- [Directions]: Reproduce the data exactly.

-------- Data extract --------

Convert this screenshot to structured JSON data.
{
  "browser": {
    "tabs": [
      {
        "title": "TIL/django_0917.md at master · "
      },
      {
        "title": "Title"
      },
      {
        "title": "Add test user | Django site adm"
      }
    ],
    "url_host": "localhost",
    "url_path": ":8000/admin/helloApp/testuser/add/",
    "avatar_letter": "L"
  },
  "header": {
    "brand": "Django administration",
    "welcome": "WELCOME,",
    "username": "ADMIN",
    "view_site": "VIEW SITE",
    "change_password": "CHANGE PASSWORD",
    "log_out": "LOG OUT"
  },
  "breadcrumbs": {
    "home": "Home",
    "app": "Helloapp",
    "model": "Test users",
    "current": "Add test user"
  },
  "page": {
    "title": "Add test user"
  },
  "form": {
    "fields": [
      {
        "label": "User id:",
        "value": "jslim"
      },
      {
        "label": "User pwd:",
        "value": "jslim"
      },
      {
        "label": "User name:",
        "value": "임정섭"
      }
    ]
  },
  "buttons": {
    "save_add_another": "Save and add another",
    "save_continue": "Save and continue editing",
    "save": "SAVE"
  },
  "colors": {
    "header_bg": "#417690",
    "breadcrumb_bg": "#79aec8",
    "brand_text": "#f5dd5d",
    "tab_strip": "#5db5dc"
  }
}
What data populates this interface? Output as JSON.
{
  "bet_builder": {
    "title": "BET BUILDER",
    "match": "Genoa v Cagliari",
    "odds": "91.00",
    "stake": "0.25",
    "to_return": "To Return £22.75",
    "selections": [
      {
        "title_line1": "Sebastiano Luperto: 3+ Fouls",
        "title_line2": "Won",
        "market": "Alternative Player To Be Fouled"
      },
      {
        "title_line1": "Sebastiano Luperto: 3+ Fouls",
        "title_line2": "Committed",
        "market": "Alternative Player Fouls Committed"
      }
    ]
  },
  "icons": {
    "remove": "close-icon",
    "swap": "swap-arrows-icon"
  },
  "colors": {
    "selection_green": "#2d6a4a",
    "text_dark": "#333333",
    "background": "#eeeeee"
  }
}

--------

- [Task answer]:
Convert this screenshot to structured JSON data.
{
  "browser": {
    "tabs": [
      {
        "title": "TIL/django_0917.md at master · "
      },
      {
        "title": "Title"
      },
      {
        "title": "Add test user | Django site adm"
      }
    ],
    "url_host": "localhost",
    "url_path": ":8000/admin/helloApp/testuser/add/",
    "avatar_letter": "L"
  },
  "header": {
    "brand": "Django administration",
    "welcome": "WELCOME,",
    "username": "ADMIN",
    "view_site": "VIEW SITE",
    "change_password": "CHANGE PASSWORD",
    "log_out": "LOG OUT"
  },
  "breadcrumbs": {
    "home": "Home",
    "app": "Helloapp",
    "model": "Test users",
    "current": "Add test user"
  },
  "page": {
    "title": "Add test user"
  },
  "form": {
    "fields": [
      {
        "label": "User id:",
        "value": "jslim"
      },
      {
        "label": "User pwd:",
        "value": "jslim"
      },
      {
        "label": "User name:",
        "value": "임정섭"
      }
    ]
  },
  "buttons": {
    "save_add_another": "Save and add another",
    "save_continue": "Save and continue editing",
    "save": "SAVE"
  },
  "colors": {
    "header_bg": "#417690",
    "breadcrumb_bg": "#79aec8",
    "brand_text": "#f5dd5d",
    "tab_strip": "#5db5dc"
  }
}
What data populates this interface? Output as JSON.
{
  "bet_builder": {
    "title": "BET BUILDER",
    "match": "Genoa v Cagliari",
    "odds": "91.00",
    "stake": "0.25",
    "to_return": "To Return £22.75",
    "selections": [
      {
        "title_line1": "Sebastiano Luperto: 3+ Fouls",
        "title_line2": "Won",
        "market": "Alternative Player To Be Fouled"
      },
      {
        "title_line1": "Sebastiano Luperto: 3+ Fouls",
        "title_line2": "Committed",
        "market": "Alternative Player Fouls Committed"
      }
    ]
  },
  "icons": {
    "remove": "close-icon",
    "swap": "swap-arrows-icon"
  },
  "colors": {
    "selection_green": "#2d6a4a",
    "text_dark": "#333333",
    "background": "#eeeeee"
  }
}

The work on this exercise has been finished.